[EXERCISE]: Output every record exactly, and nothing more.

[DATA TO EXAMINE]:
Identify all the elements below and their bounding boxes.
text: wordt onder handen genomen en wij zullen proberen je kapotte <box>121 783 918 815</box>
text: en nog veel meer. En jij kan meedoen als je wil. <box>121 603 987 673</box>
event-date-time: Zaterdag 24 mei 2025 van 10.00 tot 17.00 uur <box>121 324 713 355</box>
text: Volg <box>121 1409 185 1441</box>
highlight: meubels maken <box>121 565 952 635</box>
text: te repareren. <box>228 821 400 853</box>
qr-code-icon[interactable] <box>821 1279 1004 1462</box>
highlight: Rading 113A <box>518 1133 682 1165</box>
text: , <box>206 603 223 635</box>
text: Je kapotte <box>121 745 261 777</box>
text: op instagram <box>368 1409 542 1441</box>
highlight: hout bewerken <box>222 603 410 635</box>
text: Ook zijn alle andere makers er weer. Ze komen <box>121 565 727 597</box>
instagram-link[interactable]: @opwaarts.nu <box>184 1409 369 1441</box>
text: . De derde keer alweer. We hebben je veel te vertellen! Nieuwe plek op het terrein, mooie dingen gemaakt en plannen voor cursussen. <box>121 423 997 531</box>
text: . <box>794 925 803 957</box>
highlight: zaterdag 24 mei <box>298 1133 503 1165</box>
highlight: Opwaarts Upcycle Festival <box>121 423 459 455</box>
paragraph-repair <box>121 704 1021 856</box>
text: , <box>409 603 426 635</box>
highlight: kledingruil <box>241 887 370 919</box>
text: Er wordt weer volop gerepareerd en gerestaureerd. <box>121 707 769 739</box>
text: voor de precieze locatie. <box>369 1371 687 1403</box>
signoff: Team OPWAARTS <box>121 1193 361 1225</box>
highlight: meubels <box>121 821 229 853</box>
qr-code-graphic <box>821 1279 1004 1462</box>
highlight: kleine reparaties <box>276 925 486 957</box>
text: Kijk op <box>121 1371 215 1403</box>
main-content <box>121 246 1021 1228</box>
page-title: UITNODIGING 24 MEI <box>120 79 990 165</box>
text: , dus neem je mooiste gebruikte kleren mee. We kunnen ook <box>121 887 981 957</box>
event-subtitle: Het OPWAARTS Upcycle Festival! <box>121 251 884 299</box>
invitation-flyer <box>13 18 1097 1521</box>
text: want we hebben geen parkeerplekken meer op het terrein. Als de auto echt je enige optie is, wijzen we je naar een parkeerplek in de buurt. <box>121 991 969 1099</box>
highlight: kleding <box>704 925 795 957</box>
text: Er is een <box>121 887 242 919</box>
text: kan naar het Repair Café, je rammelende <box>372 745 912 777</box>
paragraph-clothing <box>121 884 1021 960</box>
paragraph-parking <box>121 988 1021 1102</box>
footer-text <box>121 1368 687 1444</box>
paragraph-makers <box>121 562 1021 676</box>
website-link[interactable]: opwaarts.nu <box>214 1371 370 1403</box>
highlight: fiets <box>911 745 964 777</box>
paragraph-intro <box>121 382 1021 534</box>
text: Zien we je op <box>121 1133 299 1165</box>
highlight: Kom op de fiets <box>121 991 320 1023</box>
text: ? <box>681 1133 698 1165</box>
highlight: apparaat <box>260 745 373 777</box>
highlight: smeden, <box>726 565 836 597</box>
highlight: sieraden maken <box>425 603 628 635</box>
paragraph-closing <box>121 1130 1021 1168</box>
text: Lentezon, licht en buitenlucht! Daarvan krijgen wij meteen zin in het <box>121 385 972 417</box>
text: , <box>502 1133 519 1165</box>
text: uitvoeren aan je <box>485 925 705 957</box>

[EXPECTED ANSWER]:
Identify all the elements below and their bounding boxes.
text: wordt onder handen genomen en wij zullen proberen je kapotte <box>121 783 918 815</box>
text: en nog veel meer. En jij kan meedoen als je wil. <box>121 603 987 673</box>
event-date-time: Zaterdag 24 mei 2025 van 10.00 tot 17.00 uur <box>121 324 713 355</box>
text: Volg <box>121 1409 185 1441</box>
highlight: meubels maken <box>121 565 952 635</box>
text: te repareren. <box>228 821 400 853</box>
qr-code-icon[interactable] <box>821 1279 1004 1462</box>
highlight: Rading 113A <box>518 1133 682 1165</box>
text: , <box>206 603 223 635</box>
text: Je kapotte <box>121 745 261 777</box>
text: op instagram <box>368 1409 542 1441</box>
highlight: hout bewerken <box>222 603 410 635</box>
text: Ook zijn alle andere makers er weer. Ze komen <box>121 565 727 597</box>
instagram-link[interactable]: @opwaarts.nu <box>184 1409 369 1441</box>
text: . De derde keer alweer. We hebben je veel te vertellen! Nieuwe plek op het terrein, mooie dingen gemaakt en plannen voor cursussen. <box>121 423 997 531</box>
text: . <box>794 925 803 957</box>
highlight: zaterdag 24 mei <box>298 1133 503 1165</box>
highlight: Opwaarts Upcycle Festival <box>121 423 459 455</box>
paragraph-repair <box>121 704 1021 856</box>
text: , <box>409 603 426 635</box>
highlight: kledingruil <box>241 887 370 919</box>
text: Er wordt weer volop gerepareerd en gerestaureerd. <box>121 707 769 739</box>
text: voor de precieze locatie. <box>369 1371 687 1403</box>
signoff: Team OPWAARTS <box>121 1193 361 1225</box>
highlight: meubels <box>121 821 229 853</box>
qr-code-graphic <box>821 1279 1004 1462</box>
highlight: kleine reparaties <box>276 925 486 957</box>
text: Kijk op <box>121 1371 215 1403</box>
main-content <box>121 246 1021 1228</box>
page-title: UITNODIGING 24 MEI <box>120 79 990 165</box>
text: , dus neem je mooiste gebruikte kleren mee. We kunnen ook <box>121 887 981 957</box>
event-subtitle: Het OPWAARTS Upcycle Festival! <box>121 251 884 299</box>
invitation-flyer <box>13 18 1097 1521</box>
text: want we hebben geen parkeerplekken meer op het terrein. Als de auto echt je enige optie is, wijzen we je naar een parkeerplek in de buurt. <box>121 991 969 1099</box>
highlight: kleding <box>704 925 795 957</box>
text: Er is een <box>121 887 242 919</box>
text: kan naar het Repair Café, je rammelende <box>372 745 912 777</box>
paragraph-clothing <box>121 884 1021 960</box>
paragraph-parking <box>121 988 1021 1102</box>
footer-text <box>121 1368 687 1444</box>
paragraph-makers <box>121 562 1021 676</box>
website-link[interactable]: opwaarts.nu <box>214 1371 370 1403</box>
highlight: fiets <box>911 745 964 777</box>
paragraph-intro <box>121 382 1021 534</box>
text: Zien we je op <box>121 1133 299 1165</box>
highlight: Kom op de fiets <box>121 991 320 1023</box>
text: ? <box>681 1133 698 1165</box>
highlight: apparaat <box>260 745 373 777</box>
highlight: smeden, <box>726 565 836 597</box>
highlight: sieraden maken <box>425 603 628 635</box>
paragraph-closing <box>121 1130 1021 1168</box>
text: Lentezon, licht en buitenlucht! Daarvan krijgen wij meteen zin in het <box>121 385 972 417</box>
text: , <box>502 1133 519 1165</box>
text: uitvoeren aan je <box>485 925 705 957</box>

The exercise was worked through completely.